● What is asked:
Output the material below in full, exactly as it is.

***** Dataset excerpts

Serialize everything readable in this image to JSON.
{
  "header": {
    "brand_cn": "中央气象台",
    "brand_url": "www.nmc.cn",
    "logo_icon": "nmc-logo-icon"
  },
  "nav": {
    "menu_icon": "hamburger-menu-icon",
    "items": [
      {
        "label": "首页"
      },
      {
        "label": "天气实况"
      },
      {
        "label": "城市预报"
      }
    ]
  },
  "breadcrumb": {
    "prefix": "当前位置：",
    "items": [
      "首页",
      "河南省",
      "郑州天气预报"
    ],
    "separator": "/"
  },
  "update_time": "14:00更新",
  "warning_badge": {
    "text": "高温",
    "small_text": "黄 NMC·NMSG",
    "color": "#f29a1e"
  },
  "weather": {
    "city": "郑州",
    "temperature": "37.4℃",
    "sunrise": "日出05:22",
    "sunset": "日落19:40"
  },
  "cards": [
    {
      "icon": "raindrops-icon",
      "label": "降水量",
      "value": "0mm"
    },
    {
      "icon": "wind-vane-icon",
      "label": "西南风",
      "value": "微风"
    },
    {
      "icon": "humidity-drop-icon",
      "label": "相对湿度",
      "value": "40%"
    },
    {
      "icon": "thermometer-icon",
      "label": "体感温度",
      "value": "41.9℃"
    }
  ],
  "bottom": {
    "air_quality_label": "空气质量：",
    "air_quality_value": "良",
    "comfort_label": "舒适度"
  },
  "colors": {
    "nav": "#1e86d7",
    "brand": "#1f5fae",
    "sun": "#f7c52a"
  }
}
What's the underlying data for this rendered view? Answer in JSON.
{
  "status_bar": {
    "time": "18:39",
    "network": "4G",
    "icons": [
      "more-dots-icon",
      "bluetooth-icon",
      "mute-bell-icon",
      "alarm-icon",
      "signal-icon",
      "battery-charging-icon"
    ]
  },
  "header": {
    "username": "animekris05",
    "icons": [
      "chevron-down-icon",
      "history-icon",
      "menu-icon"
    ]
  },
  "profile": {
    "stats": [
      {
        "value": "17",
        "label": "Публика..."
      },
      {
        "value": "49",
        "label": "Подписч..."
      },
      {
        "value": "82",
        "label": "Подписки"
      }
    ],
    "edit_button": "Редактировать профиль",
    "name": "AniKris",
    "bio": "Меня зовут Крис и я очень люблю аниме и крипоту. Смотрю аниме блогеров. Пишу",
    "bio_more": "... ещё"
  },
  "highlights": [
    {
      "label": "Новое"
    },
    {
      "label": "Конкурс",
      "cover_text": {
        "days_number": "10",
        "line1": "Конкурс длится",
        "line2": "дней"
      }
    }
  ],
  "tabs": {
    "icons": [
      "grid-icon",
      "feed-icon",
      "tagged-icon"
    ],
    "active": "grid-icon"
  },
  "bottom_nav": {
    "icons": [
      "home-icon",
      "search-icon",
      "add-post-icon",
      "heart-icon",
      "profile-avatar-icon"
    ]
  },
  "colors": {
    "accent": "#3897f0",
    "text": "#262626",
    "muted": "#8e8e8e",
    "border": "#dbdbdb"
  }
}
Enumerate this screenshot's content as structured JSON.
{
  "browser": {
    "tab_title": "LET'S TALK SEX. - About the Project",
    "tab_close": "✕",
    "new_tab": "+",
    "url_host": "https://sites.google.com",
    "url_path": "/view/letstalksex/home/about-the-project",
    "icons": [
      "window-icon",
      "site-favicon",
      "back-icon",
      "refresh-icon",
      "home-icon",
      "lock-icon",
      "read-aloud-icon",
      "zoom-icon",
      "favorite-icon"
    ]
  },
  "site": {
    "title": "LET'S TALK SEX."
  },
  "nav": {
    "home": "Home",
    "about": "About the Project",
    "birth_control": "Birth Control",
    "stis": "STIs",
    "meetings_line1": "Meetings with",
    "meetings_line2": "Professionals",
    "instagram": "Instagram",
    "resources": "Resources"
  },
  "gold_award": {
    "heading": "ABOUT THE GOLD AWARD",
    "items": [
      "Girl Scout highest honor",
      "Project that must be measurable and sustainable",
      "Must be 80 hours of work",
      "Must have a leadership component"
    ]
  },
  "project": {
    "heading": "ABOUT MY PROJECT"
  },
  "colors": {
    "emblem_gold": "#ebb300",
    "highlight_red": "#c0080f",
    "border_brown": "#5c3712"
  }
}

**********

● Solution to the problem:
Serialize everything readable in this image to JSON.
{
  "header": {
    "brand_cn": "中央气象台",
    "brand_url": "www.nmc.cn",
    "logo_icon": "nmc-logo-icon"
  },
  "nav": {
    "menu_icon": "hamburger-menu-icon",
    "items": [
      {
        "label": "首页"
      },
      {
        "label": "天气实况"
      },
      {
        "label": "城市预报"
      }
    ]
  },
  "breadcrumb": {
    "prefix": "当前位置：",
    "items": [
      "首页",
      "河南省",
      "郑州天气预报"
    ],
    "separator": "/"
  },
  "update_time": "14:00更新",
  "warning_badge": {
    "text": "高温",
    "small_text": "黄 NMC·NMSG",
    "color": "#f29a1e"
  },
  "weather": {
    "city": "郑州",
    "temperature": "37.4℃",
    "sunrise": "日出05:22",
    "sunset": "日落19:40"
  },
  "cards": [
    {
      "icon": "raindrops-icon",
      "label": "降水量",
      "value": "0mm"
    },
    {
      "icon": "wind-vane-icon",
      "label": "西南风",
      "value": "微风"
    },
    {
      "icon": "humidity-drop-icon",
      "label": "相对湿度",
      "value": "40%"
    },
    {
      "icon": "thermometer-icon",
      "label": "体感温度",
      "value": "41.9℃"
    }
  ],
  "bottom": {
    "air_quality_label": "空气质量：",
    "air_quality_value": "良",
    "comfort_label": "舒适度"
  },
  "colors": {
    "nav": "#1e86d7",
    "brand": "#1f5fae",
    "sun": "#f7c52a"
  }
}
What's the underlying data for this rendered view? Answer in JSON.
{
  "status_bar": {
    "time": "18:39",
    "network": "4G",
    "icons": [
      "more-dots-icon",
      "bluetooth-icon",
      "mute-bell-icon",
      "alarm-icon",
      "signal-icon",
      "battery-charging-icon"
    ]
  },
  "header": {
    "username": "animekris05",
    "icons": [
      "chevron-down-icon",
      "history-icon",
      "menu-icon"
    ]
  },
  "profile": {
    "stats": [
      {
        "value": "17",
        "label": "Публика..."
      },
      {
        "value": "49",
        "label": "Подписч..."
      },
      {
        "value": "82",
        "label": "Подписки"
      }
    ],
    "edit_button": "Редактировать профиль",
    "name": "AniKris",
    "bio": "Меня зовут Крис и я очень люблю аниме и крипоту. Смотрю аниме блогеров. Пишу",
    "bio_more": "... ещё"
  },
  "highlights": [
    {
      "label": "Новое"
    },
    {
      "label": "Конкурс",
      "cover_text": {
        "days_number": "10",
        "line1": "Конкурс длится",
        "line2": "дней"
      }
    }
  ],
  "tabs": {
    "icons": [
      "grid-icon",
      "feed-icon",
      "tagged-icon"
    ],
    "active": "grid-icon"
  },
  "bottom_nav": {
    "icons": [
      "home-icon",
      "search-icon",
      "add-post-icon",
      "heart-icon",
      "profile-avatar-icon"
    ]
  },
  "colors": {
    "accent": "#3897f0",
    "text": "#262626",
    "muted": "#8e8e8e",
    "border": "#dbdbdb"
  }
}
Enumerate this screenshot's content as structured JSON.
{
  "browser": {
    "tab_title": "LET'S TALK SEX. - About the Project",
    "tab_close": "✕",
    "new_tab": "+",
    "url_host": "https://sites.google.com",
    "url_path": "/view/letstalksex/home/about-the-project",
    "icons": [
      "window-icon",
      "site-favicon",
      "back-icon",
      "refresh-icon",
      "home-icon",
      "lock-icon",
      "read-aloud-icon",
      "zoom-icon",
      "favorite-icon"
    ]
  },
  "site": {
    "title": "LET'S TALK SEX."
  },
  "nav": {
    "home": "Home",
    "about": "About the Project",
    "birth_control": "Birth Control",
    "stis": "STIs",
    "meetings_line1": "Meetings with",
    "meetings_line2": "Professionals",
    "instagram": "Instagram",
    "resources": "Resources"
  },
  "gold_award": {
    "heading": "ABOUT THE GOLD AWARD",
    "items": [
      "Girl Scout highest honor",
      "Project that must be measurable and sustainable",
      "Must be 80 hours of work",
      "Must have a leadership component"
    ]
  },
  "project": {
    "heading": "ABOUT MY PROJECT"
  },
  "colors": {
    "emblem_gold": "#ebb300",
    "highlight_red": "#c0080f",
    "border_brown": "#5c3712"
  }
}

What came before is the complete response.